GOAL:
Show all lines holding the string "Таким".
═══ SUPPLIED DATA
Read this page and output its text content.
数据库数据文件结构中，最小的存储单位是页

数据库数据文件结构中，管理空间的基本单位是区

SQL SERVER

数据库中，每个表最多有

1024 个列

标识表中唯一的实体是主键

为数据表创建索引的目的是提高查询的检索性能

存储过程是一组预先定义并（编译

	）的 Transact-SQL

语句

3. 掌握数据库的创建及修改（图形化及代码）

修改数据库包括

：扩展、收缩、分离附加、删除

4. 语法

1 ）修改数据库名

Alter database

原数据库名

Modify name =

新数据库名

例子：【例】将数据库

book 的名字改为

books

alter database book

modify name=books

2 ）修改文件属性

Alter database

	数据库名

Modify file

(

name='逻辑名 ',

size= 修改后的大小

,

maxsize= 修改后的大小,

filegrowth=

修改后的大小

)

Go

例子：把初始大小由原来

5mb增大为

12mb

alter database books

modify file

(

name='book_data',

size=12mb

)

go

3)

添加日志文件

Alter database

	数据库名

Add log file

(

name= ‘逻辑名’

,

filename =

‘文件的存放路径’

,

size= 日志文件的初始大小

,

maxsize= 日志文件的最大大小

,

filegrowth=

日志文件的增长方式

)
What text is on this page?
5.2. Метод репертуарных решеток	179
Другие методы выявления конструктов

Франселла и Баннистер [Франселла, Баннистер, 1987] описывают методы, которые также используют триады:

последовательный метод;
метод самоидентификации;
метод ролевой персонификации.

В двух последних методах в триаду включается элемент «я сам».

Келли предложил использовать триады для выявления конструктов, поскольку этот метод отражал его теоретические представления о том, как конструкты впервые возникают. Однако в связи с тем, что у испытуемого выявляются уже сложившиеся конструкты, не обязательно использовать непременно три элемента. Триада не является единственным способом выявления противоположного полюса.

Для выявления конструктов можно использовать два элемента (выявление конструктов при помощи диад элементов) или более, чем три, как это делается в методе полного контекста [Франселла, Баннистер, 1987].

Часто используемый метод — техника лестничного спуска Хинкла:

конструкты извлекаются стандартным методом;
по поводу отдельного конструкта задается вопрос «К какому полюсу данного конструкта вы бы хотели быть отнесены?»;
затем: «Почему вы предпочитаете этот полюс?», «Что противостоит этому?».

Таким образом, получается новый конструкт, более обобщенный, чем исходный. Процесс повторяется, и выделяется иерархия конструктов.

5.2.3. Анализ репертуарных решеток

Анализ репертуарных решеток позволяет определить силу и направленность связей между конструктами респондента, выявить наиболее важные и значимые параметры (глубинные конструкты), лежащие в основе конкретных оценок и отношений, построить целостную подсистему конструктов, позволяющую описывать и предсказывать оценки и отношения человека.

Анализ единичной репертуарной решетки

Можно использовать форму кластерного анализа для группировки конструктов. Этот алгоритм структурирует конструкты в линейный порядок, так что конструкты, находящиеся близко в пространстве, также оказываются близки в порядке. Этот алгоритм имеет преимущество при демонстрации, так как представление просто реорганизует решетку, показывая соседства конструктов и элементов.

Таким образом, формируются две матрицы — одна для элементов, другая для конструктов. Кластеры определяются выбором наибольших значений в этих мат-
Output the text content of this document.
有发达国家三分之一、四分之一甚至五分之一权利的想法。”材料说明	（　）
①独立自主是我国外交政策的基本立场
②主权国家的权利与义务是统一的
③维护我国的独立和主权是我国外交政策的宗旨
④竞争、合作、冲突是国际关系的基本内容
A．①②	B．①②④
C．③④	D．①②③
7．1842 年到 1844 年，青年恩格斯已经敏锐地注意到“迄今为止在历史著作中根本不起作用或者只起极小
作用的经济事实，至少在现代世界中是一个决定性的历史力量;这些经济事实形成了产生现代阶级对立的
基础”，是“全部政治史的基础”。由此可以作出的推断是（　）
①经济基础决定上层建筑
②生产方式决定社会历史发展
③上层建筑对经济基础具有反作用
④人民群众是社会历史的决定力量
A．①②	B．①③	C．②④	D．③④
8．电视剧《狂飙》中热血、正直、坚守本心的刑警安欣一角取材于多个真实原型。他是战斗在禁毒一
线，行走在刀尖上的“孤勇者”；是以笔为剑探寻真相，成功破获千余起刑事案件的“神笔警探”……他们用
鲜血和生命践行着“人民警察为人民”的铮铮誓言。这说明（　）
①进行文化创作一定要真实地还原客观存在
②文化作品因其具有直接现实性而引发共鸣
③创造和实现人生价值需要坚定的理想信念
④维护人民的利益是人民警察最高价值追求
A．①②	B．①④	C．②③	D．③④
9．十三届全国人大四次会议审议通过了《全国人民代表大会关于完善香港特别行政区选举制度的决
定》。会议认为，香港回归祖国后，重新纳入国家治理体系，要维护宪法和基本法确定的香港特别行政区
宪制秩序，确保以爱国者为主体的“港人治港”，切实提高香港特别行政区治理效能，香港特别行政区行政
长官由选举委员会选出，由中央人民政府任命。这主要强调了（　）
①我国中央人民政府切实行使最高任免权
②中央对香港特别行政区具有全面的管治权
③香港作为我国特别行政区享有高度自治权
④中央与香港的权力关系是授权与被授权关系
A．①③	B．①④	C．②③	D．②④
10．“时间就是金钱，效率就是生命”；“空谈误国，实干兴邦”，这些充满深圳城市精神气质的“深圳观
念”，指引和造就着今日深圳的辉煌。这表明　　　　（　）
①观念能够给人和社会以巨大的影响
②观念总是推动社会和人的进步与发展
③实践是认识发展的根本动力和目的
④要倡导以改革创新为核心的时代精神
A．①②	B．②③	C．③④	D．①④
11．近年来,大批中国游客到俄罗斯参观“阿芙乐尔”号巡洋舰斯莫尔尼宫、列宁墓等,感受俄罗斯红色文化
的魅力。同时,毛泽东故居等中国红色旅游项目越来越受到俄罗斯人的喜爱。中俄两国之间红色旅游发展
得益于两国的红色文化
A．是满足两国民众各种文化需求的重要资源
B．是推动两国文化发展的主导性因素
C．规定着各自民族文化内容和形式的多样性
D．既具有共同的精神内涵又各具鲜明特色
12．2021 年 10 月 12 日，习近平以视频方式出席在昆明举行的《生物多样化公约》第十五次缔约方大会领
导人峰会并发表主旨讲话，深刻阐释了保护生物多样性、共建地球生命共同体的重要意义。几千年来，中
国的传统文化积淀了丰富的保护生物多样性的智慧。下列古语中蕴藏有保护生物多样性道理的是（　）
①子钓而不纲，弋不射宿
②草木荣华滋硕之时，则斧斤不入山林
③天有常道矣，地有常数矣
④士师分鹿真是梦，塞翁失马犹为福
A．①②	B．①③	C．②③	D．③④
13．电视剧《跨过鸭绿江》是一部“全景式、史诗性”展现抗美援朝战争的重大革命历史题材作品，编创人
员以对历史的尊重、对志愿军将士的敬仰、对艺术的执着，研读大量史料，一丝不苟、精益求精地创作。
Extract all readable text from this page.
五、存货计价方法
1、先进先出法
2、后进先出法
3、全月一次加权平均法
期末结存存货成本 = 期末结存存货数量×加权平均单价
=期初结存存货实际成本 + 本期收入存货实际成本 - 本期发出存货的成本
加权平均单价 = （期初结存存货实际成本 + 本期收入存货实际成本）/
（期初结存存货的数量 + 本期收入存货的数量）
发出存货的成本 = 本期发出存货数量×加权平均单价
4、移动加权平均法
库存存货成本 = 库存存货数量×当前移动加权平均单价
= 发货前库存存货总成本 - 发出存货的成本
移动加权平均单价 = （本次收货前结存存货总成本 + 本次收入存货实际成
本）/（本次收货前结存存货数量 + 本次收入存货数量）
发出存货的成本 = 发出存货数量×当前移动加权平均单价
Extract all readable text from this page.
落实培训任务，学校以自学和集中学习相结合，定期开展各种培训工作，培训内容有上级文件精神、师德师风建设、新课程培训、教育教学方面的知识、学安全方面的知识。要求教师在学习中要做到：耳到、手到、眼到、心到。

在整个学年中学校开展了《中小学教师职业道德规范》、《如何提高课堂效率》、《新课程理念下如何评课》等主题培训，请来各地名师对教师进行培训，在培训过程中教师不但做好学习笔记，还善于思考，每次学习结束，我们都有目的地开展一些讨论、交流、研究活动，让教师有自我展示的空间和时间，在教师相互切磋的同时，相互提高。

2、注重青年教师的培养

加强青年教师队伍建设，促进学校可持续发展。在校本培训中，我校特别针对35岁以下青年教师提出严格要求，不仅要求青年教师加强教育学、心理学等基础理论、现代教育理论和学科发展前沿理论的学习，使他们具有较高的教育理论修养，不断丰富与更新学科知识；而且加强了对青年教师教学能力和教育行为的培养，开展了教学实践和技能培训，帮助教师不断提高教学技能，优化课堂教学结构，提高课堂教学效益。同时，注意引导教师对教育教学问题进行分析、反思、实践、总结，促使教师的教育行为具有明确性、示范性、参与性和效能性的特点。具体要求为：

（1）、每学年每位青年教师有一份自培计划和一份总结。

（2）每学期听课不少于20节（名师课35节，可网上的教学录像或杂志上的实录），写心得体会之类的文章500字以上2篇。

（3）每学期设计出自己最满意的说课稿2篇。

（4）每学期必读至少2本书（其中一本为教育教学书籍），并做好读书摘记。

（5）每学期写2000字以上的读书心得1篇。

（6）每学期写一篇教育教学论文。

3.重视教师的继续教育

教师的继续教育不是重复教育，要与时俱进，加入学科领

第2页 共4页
══════
RESPONSE FOR THIS EXERCISE:
Таким образом, получается новый конструкт, более обобщенный, чем исходный. Процесс повторяется, и выделяется иерархия конструктов.
Таким образом, формируются две матрицы — одна для элементов, другая для конструктов. Кластеры определяются выбором наибольших значений в этих мат-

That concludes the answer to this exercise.